## What to produce
Exactly as written, print every line of the listing below and omit its pictures.

## Supplied records
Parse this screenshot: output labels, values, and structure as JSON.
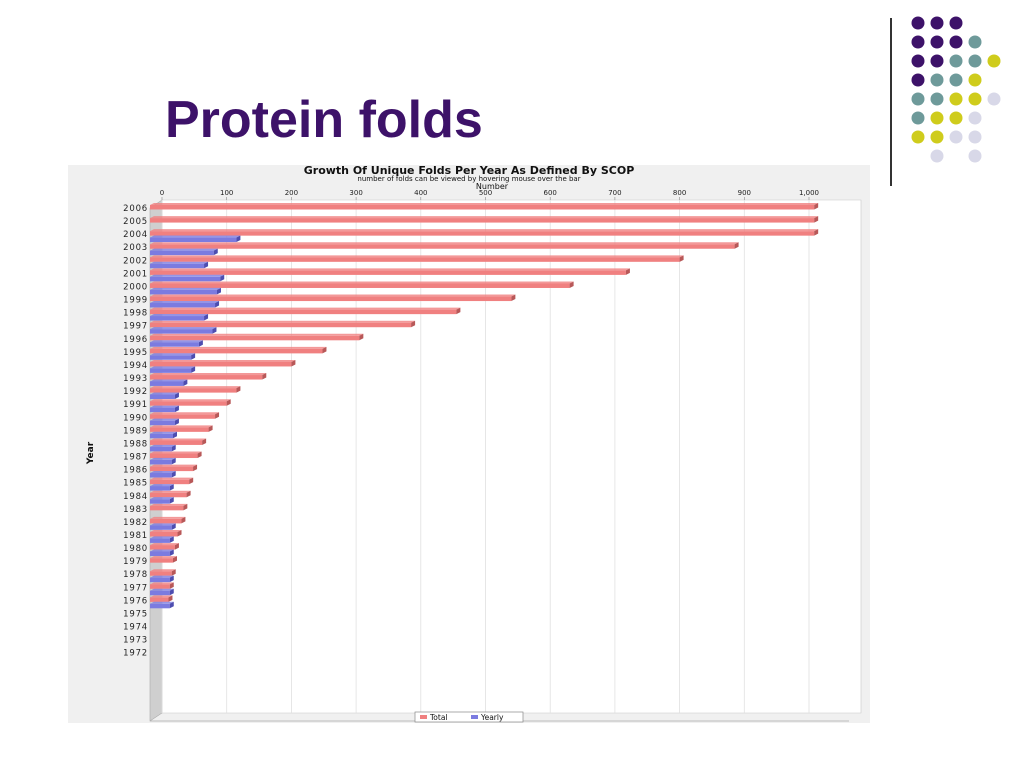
{
  "slide": {
    "title": "Protein folds",
    "dot_grid": [
      [
        "#3d1269",
        "#3d1269",
        "#3d1269",
        "",
        "",
        ""
      ],
      [
        "#3d1269",
        "#3d1269",
        "#3d1269",
        "#6e9a9a",
        "",
        ""
      ],
      [
        "#3d1269",
        "#3d1269",
        "#6e9a9a",
        "#6e9a9a",
        "#cfcc1c",
        ""
      ],
      [
        "#3d1269",
        "#6e9a9a",
        "#6e9a9a",
        "#cfcc1c",
        "",
        ""
      ],
      [
        "#6e9a9a",
        "#6e9a9a",
        "#cfcc1c",
        "#cfcc1c",
        "#d8d8e8",
        ""
      ],
      [
        "#6e9a9a",
        "#cfcc1c",
        "#cfcc1c",
        "#d8d8e8",
        "",
        ""
      ],
      [
        "#cfcc1c",
        "#cfcc1c",
        "#d8d8e8",
        "#d8d8e8",
        "",
        ""
      ],
      [
        "",
        "#d8d8e8",
        "",
        "#d8d8e8",
        "",
        ""
      ]
    ]
  },
  "chart_data": {
    "type": "bar",
    "orientation": "horizontal",
    "title": "Growth Of Unique Folds Per Year As Defined By SCOP",
    "subtitle": "number of folds can be viewed by hovering mouse over the bar",
    "xlabel": "Number",
    "ylabel": "Year",
    "xlim": [
      0,
      1000
    ],
    "xticks": [
      0,
      100,
      200,
      300,
      400,
      500,
      600,
      700,
      800,
      900,
      1000
    ],
    "xtick_labels": [
      "0",
      "100",
      "200",
      "300",
      "400",
      "500",
      "600",
      "700",
      "800",
      "900",
      "1,000"
    ],
    "grid": true,
    "legend_position": "bottom",
    "categories": [
      "2006",
      "2005",
      "2004",
      "2003",
      "2002",
      "2001",
      "2000",
      "1999",
      "1998",
      "1997",
      "1996",
      "1995",
      "1994",
      "1993",
      "1992",
      "1991",
      "1990",
      "1989",
      "1988",
      "1987",
      "1986",
      "1985",
      "1984",
      "1983",
      "1982",
      "1981",
      "1980",
      "1979",
      "1978",
      "1977",
      "1976",
      "1975",
      "1974",
      "1973",
      "1972"
    ],
    "series": [
      {
        "name": "Total",
        "color": "#f08080",
        "values": [
          1008,
          1008,
          1008,
          885,
          800,
          717,
          630,
          540,
          455,
          385,
          305,
          248,
          200,
          155,
          115,
          100,
          82,
          72,
          62,
          55,
          48,
          42,
          38,
          33,
          30,
          24,
          20,
          17,
          15,
          12,
          10,
          0,
          0,
          0,
          0
        ]
      },
      {
        "name": "Yearly",
        "color": "#7b7be0",
        "values": [
          0,
          0,
          115,
          80,
          65,
          90,
          85,
          82,
          65,
          78,
          57,
          45,
          45,
          33,
          20,
          20,
          20,
          17,
          15,
          15,
          15,
          12,
          12,
          0,
          15,
          12,
          12,
          0,
          12,
          12,
          12,
          0,
          0,
          0,
          0
        ]
      }
    ]
  }
}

## Task answer
Parse this screenshot: output labels, values, and structure as JSON.
{
  "slide": {
    "title": "Protein folds",
    "dot_grid": [
      [
        "#3d1269",
        "#3d1269",
        "#3d1269",
        "",
        "",
        ""
      ],
      [
        "#3d1269",
        "#3d1269",
        "#3d1269",
        "#6e9a9a",
        "",
        ""
      ],
      [
        "#3d1269",
        "#3d1269",
        "#6e9a9a",
        "#6e9a9a",
        "#cfcc1c",
        ""
      ],
      [
        "#3d1269",
        "#6e9a9a",
        "#6e9a9a",
        "#cfcc1c",
        "",
        ""
      ],
      [
        "#6e9a9a",
        "#6e9a9a",
        "#cfcc1c",
        "#cfcc1c",
        "#d8d8e8",
        ""
      ],
      [
        "#6e9a9a",
        "#cfcc1c",
        "#cfcc1c",
        "#d8d8e8",
        "",
        ""
      ],
      [
        "#cfcc1c",
        "#cfcc1c",
        "#d8d8e8",
        "#d8d8e8",
        "",
        ""
      ],
      [
        "",
        "#d8d8e8",
        "",
        "#d8d8e8",
        "",
        ""
      ]
    ]
  },
  "chart_data": {
    "type": "bar",
    "orientation": "horizontal",
    "title": "Growth Of Unique Folds Per Year As Defined By SCOP",
    "subtitle": "number of folds can be viewed by hovering mouse over the bar",
    "xlabel": "Number",
    "ylabel": "Year",
    "xlim": [
      0,
      1000
    ],
    "xticks": [
      0,
      100,
      200,
      300,
      400,
      500,
      600,
      700,
      800,
      900,
      1000
    ],
    "xtick_labels": [
      "0",
      "100",
      "200",
      "300",
      "400",
      "500",
      "600",
      "700",
      "800",
      "900",
      "1,000"
    ],
    "grid": true,
    "legend_position": "bottom",
    "categories": [
      "2006",
      "2005",
      "2004",
      "2003",
      "2002",
      "2001",
      "2000",
      "1999",
      "1998",
      "1997",
      "1996",
      "1995",
      "1994",
      "1993",
      "1992",
      "1991",
      "1990",
      "1989",
      "1988",
      "1987",
      "1986",
      "1985",
      "1984",
      "1983",
      "1982",
      "1981",
      "1980",
      "1979",
      "1978",
      "1977",
      "1976",
      "1975",
      "1974",
      "1973",
      "1972"
    ],
    "series": [
      {
        "name": "Total",
        "color": "#f08080",
        "values": [
          1008,
          1008,
          1008,
          885,
          800,
          717,
          630,
          540,
          455,
          385,
          305,
          248,
          200,
          155,
          115,
          100,
          82,
          72,
          62,
          55,
          48,
          42,
          38,
          33,
          30,
          24,
          20,
          17,
          15,
          12,
          10,
          0,
          0,
          0,
          0
        ]
      },
      {
        "name": "Yearly",
        "color": "#7b7be0",
        "values": [
          0,
          0,
          115,
          80,
          65,
          90,
          85,
          82,
          65,
          78,
          57,
          45,
          45,
          33,
          20,
          20,
          20,
          17,
          15,
          15,
          15,
          12,
          12,
          0,
          15,
          12,
          12,
          0,
          12,
          12,
          12,
          0,
          0,
          0,
          0
        ]
      }
    ]
  }
}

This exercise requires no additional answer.